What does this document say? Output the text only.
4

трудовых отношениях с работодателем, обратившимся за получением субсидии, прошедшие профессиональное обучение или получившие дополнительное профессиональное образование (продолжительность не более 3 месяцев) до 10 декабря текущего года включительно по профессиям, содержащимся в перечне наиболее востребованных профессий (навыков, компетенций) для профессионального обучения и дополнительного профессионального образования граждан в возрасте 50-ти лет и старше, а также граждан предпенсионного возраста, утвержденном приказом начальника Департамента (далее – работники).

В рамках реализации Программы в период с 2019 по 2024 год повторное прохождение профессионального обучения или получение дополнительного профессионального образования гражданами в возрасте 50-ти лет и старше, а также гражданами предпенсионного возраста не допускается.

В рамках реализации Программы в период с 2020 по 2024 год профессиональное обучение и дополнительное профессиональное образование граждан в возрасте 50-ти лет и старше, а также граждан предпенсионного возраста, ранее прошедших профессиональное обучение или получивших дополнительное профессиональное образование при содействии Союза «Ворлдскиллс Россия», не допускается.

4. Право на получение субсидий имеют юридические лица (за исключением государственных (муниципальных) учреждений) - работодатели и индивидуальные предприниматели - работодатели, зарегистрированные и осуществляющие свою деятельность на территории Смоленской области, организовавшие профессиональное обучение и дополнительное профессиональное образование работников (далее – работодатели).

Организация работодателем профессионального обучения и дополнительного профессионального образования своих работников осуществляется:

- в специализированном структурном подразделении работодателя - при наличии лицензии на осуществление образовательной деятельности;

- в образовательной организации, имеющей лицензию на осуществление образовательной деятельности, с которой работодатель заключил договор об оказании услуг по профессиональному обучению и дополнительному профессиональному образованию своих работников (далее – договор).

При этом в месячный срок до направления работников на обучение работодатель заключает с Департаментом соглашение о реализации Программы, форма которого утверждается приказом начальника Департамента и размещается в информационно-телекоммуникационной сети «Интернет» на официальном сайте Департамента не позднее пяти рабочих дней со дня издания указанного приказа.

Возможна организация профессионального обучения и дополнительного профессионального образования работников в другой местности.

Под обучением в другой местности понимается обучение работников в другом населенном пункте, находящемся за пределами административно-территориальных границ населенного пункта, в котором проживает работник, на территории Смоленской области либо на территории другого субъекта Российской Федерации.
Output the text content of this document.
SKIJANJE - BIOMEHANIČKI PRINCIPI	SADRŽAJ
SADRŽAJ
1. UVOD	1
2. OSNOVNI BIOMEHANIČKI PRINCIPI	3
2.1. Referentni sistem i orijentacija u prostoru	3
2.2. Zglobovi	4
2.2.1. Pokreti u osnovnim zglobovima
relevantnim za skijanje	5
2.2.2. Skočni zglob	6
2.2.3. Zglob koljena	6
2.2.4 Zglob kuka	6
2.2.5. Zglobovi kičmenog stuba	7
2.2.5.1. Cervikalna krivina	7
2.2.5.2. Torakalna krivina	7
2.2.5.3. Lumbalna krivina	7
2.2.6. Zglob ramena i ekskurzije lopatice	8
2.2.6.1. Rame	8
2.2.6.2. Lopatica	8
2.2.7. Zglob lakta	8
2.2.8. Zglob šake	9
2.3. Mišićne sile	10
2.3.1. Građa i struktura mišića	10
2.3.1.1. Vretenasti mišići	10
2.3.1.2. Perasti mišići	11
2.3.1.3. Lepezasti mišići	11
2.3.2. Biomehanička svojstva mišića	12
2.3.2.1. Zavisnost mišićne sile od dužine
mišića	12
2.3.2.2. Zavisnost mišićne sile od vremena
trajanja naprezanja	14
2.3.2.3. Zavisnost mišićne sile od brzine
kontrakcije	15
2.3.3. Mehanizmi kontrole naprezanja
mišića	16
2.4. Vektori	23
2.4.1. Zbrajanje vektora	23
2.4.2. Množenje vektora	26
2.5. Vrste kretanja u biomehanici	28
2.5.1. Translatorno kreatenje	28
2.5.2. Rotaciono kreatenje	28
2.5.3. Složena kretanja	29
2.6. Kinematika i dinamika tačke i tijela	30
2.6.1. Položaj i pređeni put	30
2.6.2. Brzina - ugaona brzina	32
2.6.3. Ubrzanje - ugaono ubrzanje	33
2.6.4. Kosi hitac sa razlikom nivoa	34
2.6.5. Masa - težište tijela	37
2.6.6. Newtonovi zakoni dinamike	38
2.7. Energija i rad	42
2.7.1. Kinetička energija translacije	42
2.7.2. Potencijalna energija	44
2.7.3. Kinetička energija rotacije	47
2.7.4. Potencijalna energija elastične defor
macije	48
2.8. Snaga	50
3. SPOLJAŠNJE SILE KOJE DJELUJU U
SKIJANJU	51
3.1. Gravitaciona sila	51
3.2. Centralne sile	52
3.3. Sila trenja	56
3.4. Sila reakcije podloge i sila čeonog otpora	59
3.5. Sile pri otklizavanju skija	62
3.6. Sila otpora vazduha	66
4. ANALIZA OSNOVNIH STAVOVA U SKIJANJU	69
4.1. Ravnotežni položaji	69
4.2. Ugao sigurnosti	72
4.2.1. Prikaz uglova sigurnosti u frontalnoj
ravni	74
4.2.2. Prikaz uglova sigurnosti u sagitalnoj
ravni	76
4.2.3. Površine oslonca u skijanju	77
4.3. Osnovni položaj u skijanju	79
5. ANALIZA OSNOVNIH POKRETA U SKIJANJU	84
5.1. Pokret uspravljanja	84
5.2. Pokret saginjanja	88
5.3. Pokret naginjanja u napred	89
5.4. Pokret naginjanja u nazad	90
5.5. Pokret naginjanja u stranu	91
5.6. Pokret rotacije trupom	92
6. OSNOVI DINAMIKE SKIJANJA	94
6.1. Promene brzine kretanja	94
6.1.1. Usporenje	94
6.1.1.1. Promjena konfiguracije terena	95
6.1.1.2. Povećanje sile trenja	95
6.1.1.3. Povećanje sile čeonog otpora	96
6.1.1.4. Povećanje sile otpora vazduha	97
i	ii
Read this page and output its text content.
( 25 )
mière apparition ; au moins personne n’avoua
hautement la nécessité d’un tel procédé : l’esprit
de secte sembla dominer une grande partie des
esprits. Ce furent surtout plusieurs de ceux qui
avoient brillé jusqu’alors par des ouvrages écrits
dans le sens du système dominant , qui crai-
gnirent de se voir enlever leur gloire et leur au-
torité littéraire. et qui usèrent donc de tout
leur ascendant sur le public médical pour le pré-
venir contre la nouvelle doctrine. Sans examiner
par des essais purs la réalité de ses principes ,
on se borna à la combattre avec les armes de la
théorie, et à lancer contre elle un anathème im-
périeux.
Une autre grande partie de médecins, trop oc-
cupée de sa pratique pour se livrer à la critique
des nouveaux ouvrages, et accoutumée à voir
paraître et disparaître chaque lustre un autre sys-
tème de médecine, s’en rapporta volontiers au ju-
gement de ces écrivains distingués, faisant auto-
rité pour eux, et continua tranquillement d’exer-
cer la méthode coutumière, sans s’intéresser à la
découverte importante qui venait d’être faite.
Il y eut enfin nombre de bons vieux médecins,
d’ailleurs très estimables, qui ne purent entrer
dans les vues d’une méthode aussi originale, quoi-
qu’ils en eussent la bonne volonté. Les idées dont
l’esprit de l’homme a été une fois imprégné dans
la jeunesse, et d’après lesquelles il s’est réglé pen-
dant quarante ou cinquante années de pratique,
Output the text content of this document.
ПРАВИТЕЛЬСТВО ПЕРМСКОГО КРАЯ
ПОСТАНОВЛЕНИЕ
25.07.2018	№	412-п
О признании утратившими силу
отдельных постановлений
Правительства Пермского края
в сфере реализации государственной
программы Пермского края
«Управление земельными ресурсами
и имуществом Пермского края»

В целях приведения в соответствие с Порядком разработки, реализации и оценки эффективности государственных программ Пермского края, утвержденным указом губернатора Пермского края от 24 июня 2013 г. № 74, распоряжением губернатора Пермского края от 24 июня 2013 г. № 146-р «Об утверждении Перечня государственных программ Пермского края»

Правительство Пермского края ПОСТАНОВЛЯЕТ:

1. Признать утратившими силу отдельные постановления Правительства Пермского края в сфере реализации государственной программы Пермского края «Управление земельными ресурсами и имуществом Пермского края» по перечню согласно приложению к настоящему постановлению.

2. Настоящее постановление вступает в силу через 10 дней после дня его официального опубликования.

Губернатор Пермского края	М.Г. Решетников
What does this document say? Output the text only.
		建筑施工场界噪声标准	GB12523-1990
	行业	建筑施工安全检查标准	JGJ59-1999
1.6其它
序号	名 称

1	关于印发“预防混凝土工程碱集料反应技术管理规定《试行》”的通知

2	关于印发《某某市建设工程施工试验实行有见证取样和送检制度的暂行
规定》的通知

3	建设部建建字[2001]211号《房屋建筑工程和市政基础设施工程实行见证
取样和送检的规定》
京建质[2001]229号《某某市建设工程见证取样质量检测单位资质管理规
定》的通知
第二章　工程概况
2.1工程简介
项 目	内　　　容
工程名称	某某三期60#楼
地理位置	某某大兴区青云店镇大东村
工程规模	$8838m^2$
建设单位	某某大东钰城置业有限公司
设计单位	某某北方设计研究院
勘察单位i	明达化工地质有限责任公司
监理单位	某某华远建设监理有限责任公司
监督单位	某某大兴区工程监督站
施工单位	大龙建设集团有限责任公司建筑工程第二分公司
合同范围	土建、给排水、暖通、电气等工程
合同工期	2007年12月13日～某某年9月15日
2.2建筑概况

• • • • • • •

*Work to complete*
Which lines hold the word "Prikaz"? Copy all of them.

*Full response*
4.2.1. Prikaz uglova sigurnosti u frontalnoj
4.2.2. Prikaz uglova sigurnosti u sagitalnoj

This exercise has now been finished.